» **YOUR TASK**
State only how many lines below include the string "this".

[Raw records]
········

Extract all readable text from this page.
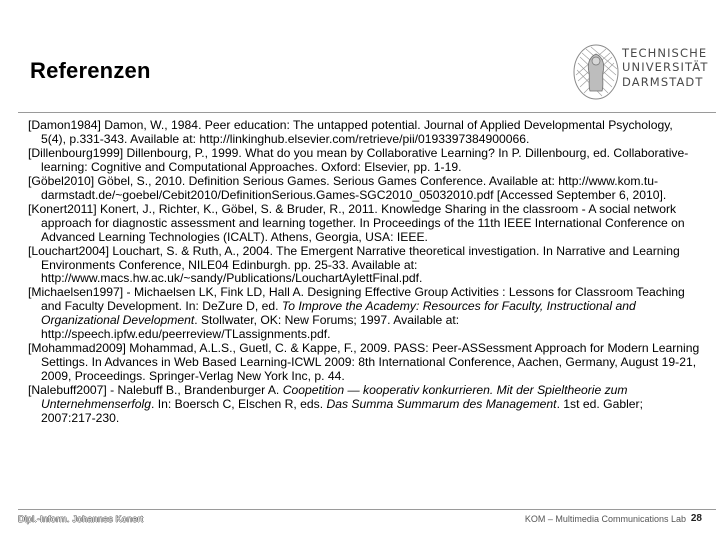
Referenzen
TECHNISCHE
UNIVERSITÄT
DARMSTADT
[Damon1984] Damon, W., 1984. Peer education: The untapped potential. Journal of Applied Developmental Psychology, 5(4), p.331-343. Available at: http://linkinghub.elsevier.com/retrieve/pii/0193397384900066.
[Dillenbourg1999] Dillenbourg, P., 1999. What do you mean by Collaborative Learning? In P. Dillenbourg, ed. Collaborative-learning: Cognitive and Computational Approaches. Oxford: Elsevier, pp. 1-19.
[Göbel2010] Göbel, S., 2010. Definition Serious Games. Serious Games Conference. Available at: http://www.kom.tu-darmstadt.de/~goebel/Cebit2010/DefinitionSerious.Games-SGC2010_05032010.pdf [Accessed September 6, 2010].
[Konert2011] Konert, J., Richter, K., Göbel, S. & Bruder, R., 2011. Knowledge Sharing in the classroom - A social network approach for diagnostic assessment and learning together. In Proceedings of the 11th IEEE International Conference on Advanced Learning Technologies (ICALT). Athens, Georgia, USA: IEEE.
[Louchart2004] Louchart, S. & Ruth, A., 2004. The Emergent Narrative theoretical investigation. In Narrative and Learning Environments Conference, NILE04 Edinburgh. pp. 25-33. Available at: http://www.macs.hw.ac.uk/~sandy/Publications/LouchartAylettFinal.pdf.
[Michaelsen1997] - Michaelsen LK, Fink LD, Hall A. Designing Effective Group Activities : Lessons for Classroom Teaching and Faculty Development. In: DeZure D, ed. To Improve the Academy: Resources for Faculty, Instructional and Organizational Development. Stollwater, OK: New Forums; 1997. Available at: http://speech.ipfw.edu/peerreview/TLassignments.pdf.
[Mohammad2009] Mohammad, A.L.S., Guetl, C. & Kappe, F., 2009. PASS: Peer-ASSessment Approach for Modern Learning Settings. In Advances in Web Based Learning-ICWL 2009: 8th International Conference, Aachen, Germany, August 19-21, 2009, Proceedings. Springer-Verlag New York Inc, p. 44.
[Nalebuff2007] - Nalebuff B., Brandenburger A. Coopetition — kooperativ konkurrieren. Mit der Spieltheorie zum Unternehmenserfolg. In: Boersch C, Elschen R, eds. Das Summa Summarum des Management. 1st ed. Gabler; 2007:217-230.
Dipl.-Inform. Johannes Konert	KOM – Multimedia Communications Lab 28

········

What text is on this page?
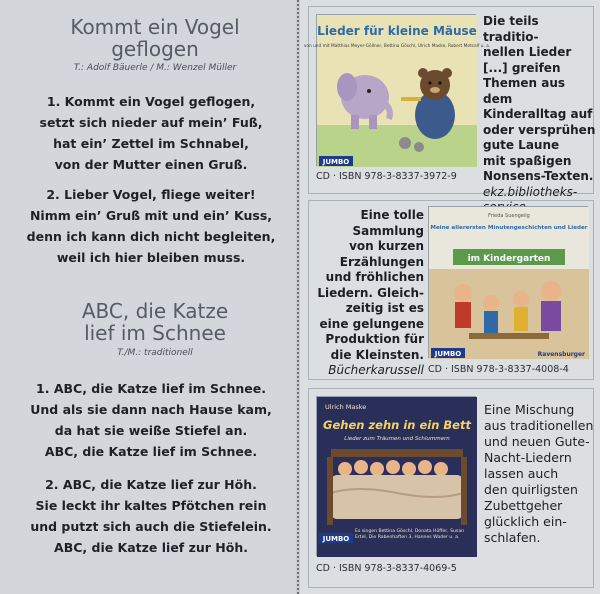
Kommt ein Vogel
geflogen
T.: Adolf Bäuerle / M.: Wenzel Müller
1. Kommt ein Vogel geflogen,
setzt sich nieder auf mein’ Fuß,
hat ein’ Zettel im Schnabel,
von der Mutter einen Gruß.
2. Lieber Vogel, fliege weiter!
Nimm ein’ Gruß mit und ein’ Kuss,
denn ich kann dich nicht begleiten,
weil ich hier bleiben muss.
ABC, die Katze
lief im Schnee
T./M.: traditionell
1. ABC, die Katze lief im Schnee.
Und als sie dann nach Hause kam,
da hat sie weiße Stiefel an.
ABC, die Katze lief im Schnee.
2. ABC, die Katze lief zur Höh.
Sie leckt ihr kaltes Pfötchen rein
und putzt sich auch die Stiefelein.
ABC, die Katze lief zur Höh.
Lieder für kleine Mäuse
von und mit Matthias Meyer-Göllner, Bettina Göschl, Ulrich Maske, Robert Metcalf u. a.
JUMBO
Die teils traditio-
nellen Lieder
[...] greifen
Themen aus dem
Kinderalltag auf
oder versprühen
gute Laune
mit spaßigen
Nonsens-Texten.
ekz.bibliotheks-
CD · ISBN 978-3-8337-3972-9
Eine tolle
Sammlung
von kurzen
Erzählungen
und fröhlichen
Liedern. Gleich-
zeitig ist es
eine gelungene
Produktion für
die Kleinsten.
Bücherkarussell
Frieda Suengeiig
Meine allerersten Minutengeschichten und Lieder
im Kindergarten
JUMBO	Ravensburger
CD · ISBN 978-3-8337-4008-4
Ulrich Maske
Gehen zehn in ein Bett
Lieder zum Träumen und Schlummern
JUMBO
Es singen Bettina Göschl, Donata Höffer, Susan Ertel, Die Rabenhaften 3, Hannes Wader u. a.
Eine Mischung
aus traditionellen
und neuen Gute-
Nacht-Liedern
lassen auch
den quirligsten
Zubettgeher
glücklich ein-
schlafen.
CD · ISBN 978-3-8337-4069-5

········

» **TASK RESPONSE**
2